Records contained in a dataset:
· · · ·

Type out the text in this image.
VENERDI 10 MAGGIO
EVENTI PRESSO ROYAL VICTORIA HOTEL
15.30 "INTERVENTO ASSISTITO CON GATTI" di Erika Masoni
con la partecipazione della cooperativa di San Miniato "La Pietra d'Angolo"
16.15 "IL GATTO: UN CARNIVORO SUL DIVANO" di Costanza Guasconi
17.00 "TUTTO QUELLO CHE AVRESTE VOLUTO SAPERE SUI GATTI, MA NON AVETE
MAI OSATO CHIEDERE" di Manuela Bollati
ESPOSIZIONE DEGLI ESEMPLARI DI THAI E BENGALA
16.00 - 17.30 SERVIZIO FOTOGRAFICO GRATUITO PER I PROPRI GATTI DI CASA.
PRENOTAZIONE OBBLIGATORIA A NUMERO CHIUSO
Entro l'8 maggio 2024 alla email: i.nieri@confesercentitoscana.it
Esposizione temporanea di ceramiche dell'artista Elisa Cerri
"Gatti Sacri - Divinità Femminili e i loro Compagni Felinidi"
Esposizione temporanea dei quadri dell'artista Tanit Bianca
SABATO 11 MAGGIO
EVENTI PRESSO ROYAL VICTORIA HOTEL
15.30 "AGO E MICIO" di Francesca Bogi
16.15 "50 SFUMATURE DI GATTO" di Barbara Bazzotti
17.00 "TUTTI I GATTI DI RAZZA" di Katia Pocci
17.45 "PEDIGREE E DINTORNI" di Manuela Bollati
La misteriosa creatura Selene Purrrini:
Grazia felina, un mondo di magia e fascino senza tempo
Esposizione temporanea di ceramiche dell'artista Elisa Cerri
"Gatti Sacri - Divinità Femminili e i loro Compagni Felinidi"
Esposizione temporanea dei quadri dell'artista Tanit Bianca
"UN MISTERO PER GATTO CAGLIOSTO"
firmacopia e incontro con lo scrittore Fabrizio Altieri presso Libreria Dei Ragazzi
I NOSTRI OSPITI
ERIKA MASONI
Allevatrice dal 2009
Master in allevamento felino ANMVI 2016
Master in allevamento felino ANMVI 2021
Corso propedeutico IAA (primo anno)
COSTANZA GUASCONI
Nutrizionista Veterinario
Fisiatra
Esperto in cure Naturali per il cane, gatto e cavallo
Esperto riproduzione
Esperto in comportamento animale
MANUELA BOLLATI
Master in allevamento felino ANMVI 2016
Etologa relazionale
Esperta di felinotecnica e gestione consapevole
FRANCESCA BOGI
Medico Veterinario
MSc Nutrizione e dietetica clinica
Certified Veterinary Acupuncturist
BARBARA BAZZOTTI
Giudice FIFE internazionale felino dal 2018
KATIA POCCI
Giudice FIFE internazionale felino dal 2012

· · · ·

**Problem requirements**
Extract the full set of entries word for word.

**Worked answer**
Type out the text in this image.
VENERDI 10 MAGGIO
EVENTI PRESSO ROYAL VICTORIA HOTEL
15.30 "INTERVENTO ASSISTITO CON GATTI" di Erika Masoni
con la partecipazione della cooperativa di San Miniato "La Pietra d'Angolo"
16.15 "IL GATTO: UN CARNIVORO SUL DIVANO" di Costanza Guasconi
17.00 "TUTTO QUELLO CHE AVRESTE VOLUTO SAPERE SUI GATTI, MA NON AVETE
MAI OSATO CHIEDERE" di Manuela Bollati
ESPOSIZIONE DEGLI ESEMPLARI DI THAI E BENGALA
16.00 - 17.30 SERVIZIO FOTOGRAFICO GRATUITO PER I PROPRI GATTI DI CASA.
PRENOTAZIONE OBBLIGATORIA A NUMERO CHIUSO
Entro l'8 maggio 2024 alla email: i.nieri@confesercentitoscana.it
Esposizione temporanea di ceramiche dell'artista Elisa Cerri
"Gatti Sacri - Divinità Femminili e i loro Compagni Felinidi"
Esposizione temporanea dei quadri dell'artista Tanit Bianca
SABATO 11 MAGGIO
EVENTI PRESSO ROYAL VICTORIA HOTEL
15.30 "AGO E MICIO" di Francesca Bogi
16.15 "50 SFUMATURE DI GATTO" di Barbara Bazzotti
17.00 "TUTTI I GATTI DI RAZZA" di Katia Pocci
17.45 "PEDIGREE E DINTORNI" di Manuela Bollati
La misteriosa creatura Selene Purrrini:
Grazia felina, un mondo di magia e fascino senza tempo
Esposizione temporanea di ceramiche dell'artista Elisa Cerri
"Gatti Sacri - Divinità Femminili e i loro Compagni Felinidi"
Esposizione temporanea dei quadri dell'artista Tanit Bianca
"UN MISTERO PER GATTO CAGLIOSTO"
firmacopia e incontro con lo scrittore Fabrizio Altieri presso Libreria Dei Ragazzi
I NOSTRI OSPITI
ERIKA MASONI
Allevatrice dal 2009
Master in allevamento felino ANMVI 2016
Master in allevamento felino ANMVI 2021
Corso propedeutico IAA (primo anno)
COSTANZA GUASCONI
Nutrizionista Veterinario
Fisiatra
Esperto in cure Naturali per il cane, gatto e cavallo
Esperto riproduzione
Esperto in comportamento animale
MANUELA BOLLATI
Master in allevamento felino ANMVI 2016
Etologa relazionale
Esperta di felinotecnica e gestione consapevole
FRANCESCA BOGI
Medico Veterinario
MSc Nutrizione e dietetica clinica
Certified Veterinary Acupuncturist
BARBARA BAZZOTTI
Giudice FIFE internazionale felino dal 2018
KATIA POCCI
Giudice FIFE internazionale felino dal 2012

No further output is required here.